◆ EXERCISE ◆
Extract the listing in its entirety, keeping each line identical to the original.

— Begin DATA RECORDS —

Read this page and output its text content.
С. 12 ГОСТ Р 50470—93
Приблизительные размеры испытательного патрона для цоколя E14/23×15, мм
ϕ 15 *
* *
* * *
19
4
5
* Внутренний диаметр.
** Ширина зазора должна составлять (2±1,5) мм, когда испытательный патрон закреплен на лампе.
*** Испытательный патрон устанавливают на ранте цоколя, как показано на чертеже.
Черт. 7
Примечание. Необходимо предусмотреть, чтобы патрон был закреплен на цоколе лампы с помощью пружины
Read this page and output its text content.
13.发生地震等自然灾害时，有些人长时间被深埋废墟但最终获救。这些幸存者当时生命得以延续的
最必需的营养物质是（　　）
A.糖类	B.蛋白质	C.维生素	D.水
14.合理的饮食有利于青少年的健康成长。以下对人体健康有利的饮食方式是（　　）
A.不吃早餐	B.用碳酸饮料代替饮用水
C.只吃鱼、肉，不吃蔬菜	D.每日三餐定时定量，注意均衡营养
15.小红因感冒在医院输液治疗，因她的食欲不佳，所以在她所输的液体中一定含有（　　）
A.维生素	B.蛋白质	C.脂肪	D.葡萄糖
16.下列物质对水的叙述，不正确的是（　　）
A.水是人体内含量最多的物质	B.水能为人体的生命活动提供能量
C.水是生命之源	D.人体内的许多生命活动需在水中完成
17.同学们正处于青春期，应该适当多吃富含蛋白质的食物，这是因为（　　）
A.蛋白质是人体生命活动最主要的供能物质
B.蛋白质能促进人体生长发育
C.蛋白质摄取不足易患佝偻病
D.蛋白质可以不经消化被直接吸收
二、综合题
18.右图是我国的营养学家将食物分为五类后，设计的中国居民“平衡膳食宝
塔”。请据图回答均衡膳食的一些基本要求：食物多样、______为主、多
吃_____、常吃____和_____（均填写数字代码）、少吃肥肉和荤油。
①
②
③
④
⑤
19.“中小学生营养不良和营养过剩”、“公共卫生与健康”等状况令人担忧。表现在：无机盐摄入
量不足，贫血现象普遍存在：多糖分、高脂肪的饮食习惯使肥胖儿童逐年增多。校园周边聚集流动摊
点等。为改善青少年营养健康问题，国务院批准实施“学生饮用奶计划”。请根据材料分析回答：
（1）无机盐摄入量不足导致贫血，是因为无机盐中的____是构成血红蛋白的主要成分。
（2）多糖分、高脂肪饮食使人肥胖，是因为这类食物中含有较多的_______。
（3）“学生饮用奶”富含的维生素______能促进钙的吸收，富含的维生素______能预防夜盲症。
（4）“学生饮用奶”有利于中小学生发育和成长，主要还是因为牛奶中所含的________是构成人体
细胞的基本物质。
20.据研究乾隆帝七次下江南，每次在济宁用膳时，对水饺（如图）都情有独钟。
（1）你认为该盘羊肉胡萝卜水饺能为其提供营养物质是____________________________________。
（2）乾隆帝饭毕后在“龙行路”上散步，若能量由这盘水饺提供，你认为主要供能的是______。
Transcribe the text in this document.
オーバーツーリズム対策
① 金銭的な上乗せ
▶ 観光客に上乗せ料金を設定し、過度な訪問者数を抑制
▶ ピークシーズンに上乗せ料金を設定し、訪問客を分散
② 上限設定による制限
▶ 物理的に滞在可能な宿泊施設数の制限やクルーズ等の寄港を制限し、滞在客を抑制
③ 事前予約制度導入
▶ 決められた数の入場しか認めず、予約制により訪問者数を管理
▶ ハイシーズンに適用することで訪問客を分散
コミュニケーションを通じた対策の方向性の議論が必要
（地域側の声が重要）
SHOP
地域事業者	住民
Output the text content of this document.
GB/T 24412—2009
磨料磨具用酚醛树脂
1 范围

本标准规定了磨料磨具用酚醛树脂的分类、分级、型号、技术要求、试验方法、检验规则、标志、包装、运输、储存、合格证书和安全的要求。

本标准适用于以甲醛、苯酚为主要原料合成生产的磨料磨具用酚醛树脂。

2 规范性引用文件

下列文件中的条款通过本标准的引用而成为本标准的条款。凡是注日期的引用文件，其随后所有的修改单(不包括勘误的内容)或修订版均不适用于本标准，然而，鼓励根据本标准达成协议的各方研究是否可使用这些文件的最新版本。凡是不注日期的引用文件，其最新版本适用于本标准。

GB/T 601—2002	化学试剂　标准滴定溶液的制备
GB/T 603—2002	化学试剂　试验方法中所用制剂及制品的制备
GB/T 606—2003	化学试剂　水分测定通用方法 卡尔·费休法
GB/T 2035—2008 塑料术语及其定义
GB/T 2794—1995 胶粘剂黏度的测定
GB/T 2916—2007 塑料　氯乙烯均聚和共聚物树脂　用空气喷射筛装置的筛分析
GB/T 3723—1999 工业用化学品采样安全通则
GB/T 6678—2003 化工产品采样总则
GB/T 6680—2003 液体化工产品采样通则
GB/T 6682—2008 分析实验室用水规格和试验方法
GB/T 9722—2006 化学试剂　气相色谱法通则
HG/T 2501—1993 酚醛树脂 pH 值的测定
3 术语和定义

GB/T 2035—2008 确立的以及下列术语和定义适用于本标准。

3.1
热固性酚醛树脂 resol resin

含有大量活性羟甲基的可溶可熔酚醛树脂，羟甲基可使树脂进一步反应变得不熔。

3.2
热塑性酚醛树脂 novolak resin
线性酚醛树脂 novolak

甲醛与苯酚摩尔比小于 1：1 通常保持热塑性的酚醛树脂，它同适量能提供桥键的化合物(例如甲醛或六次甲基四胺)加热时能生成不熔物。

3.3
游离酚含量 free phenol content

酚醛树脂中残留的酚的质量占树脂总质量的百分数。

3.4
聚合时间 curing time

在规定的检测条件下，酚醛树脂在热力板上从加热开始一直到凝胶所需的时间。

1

— End DATA RECORDS —

◆ THE RESPONSE ◆
Read this page and output its text content.
С. 12 ГОСТ Р 50470—93
Приблизительные размеры испытательного патрона для цоколя E14/23×15, мм
ϕ 15 *
* *
* * *
19
4
5
* Внутренний диаметр.
** Ширина зазора должна составлять (2±1,5) мм, когда испытательный патрон закреплен на лампе.
*** Испытательный патрон устанавливают на ранте цоколя, как показано на чертеже.
Черт. 7
Примечание. Необходимо предусмотреть, чтобы патрон был закреплен на цоколе лампы с помощью пружины
Read this page and output its text content.
13.发生地震等自然灾害时，有些人长时间被深埋废墟但最终获救。这些幸存者当时生命得以延续的
最必需的营养物质是（　　）
A.糖类	B.蛋白质	C.维生素	D.水
14.合理的饮食有利于青少年的健康成长。以下对人体健康有利的饮食方式是（　　）
A.不吃早餐	B.用碳酸饮料代替饮用水
C.只吃鱼、肉，不吃蔬菜	D.每日三餐定时定量，注意均衡营养
15.小红因感冒在医院输液治疗，因她的食欲不佳，所以在她所输的液体中一定含有（　　）
A.维生素	B.蛋白质	C.脂肪	D.葡萄糖
16.下列物质对水的叙述，不正确的是（　　）
A.水是人体内含量最多的物质	B.水能为人体的生命活动提供能量
C.水是生命之源	D.人体内的许多生命活动需在水中完成
17.同学们正处于青春期，应该适当多吃富含蛋白质的食物，这是因为（　　）
A.蛋白质是人体生命活动最主要的供能物质
B.蛋白质能促进人体生长发育
C.蛋白质摄取不足易患佝偻病
D.蛋白质可以不经消化被直接吸收
二、综合题
18.右图是我国的营养学家将食物分为五类后，设计的中国居民“平衡膳食宝
塔”。请据图回答均衡膳食的一些基本要求：食物多样、______为主、多
吃_____、常吃____和_____（均填写数字代码）、少吃肥肉和荤油。
①
②
③
④
⑤
19.“中小学生营养不良和营养过剩”、“公共卫生与健康”等状况令人担忧。表现在：无机盐摄入
量不足，贫血现象普遍存在：多糖分、高脂肪的饮食习惯使肥胖儿童逐年增多。校园周边聚集流动摊
点等。为改善青少年营养健康问题，国务院批准实施“学生饮用奶计划”。请根据材料分析回答：
（1）无机盐摄入量不足导致贫血，是因为无机盐中的____是构成血红蛋白的主要成分。
（2）多糖分、高脂肪饮食使人肥胖，是因为这类食物中含有较多的_______。
（3）“学生饮用奶”富含的维生素______能促进钙的吸收，富含的维生素______能预防夜盲症。
（4）“学生饮用奶”有利于中小学生发育和成长，主要还是因为牛奶中所含的________是构成人体
细胞的基本物质。
20.据研究乾隆帝七次下江南，每次在济宁用膳时，对水饺（如图）都情有独钟。
（1）你认为该盘羊肉胡萝卜水饺能为其提供营养物质是____________________________________。
（2）乾隆帝饭毕后在“龙行路”上散步，若能量由这盘水饺提供，你认为主要供能的是______。
Transcribe the text in this document.
オーバーツーリズム対策
① 金銭的な上乗せ
▶ 観光客に上乗せ料金を設定し、過度な訪問者数を抑制
▶ ピークシーズンに上乗せ料金を設定し、訪問客を分散
② 上限設定による制限
▶ 物理的に滞在可能な宿泊施設数の制限やクルーズ等の寄港を制限し、滞在客を抑制
③ 事前予約制度導入
▶ 決められた数の入場しか認めず、予約制により訪問者数を管理
▶ ハイシーズンに適用することで訪問客を分散
コミュニケーションを通じた対策の方向性の議論が必要
（地域側の声が重要）
SHOP
地域事業者	住民
Output the text content of this document.
GB/T 24412—2009
磨料磨具用酚醛树脂
1 范围

本标准规定了磨料磨具用酚醛树脂的分类、分级、型号、技术要求、试验方法、检验规则、标志、包装、运输、储存、合格证书和安全的要求。

本标准适用于以甲醛、苯酚为主要原料合成生产的磨料磨具用酚醛树脂。

2 规范性引用文件

下列文件中的条款通过本标准的引用而成为本标准的条款。凡是注日期的引用文件，其随后所有的修改单(不包括勘误的内容)或修订版均不适用于本标准，然而，鼓励根据本标准达成协议的各方研究是否可使用这些文件的最新版本。凡是不注日期的引用文件，其最新版本适用于本标准。

GB/T 601—2002	化学试剂　标准滴定溶液的制备
GB/T 603—2002	化学试剂　试验方法中所用制剂及制品的制备
GB/T 606—2003	化学试剂　水分测定通用方法 卡尔·费休法
GB/T 2035—2008 塑料术语及其定义
GB/T 2794—1995 胶粘剂黏度的测定
GB/T 2916—2007 塑料　氯乙烯均聚和共聚物树脂　用空气喷射筛装置的筛分析
GB/T 3723—1999 工业用化学品采样安全通则
GB/T 6678—2003 化工产品采样总则
GB/T 6680—2003 液体化工产品采样通则
GB/T 6682—2008 分析实验室用水规格和试验方法
GB/T 9722—2006 化学试剂　气相色谱法通则
HG/T 2501—1993 酚醛树脂 pH 值的测定
3 术语和定义

GB/T 2035—2008 确立的以及下列术语和定义适用于本标准。

3.1
热固性酚醛树脂 resol resin

含有大量活性羟甲基的可溶可熔酚醛树脂，羟甲基可使树脂进一步反应变得不熔。

3.2
热塑性酚醛树脂 novolak resin
线性酚醛树脂 novolak

甲醛与苯酚摩尔比小于 1：1 通常保持热塑性的酚醛树脂，它同适量能提供桥键的化合物(例如甲醛或六次甲基四胺)加热时能生成不熔物。

3.3
游离酚含量 free phenol content

酚醛树脂中残留的酚的质量占树脂总质量的百分数。

3.4
聚合时间 curing time

在规定的检测条件下，酚醛树脂在热力板上从加热开始一直到凝胶所需的时间。

1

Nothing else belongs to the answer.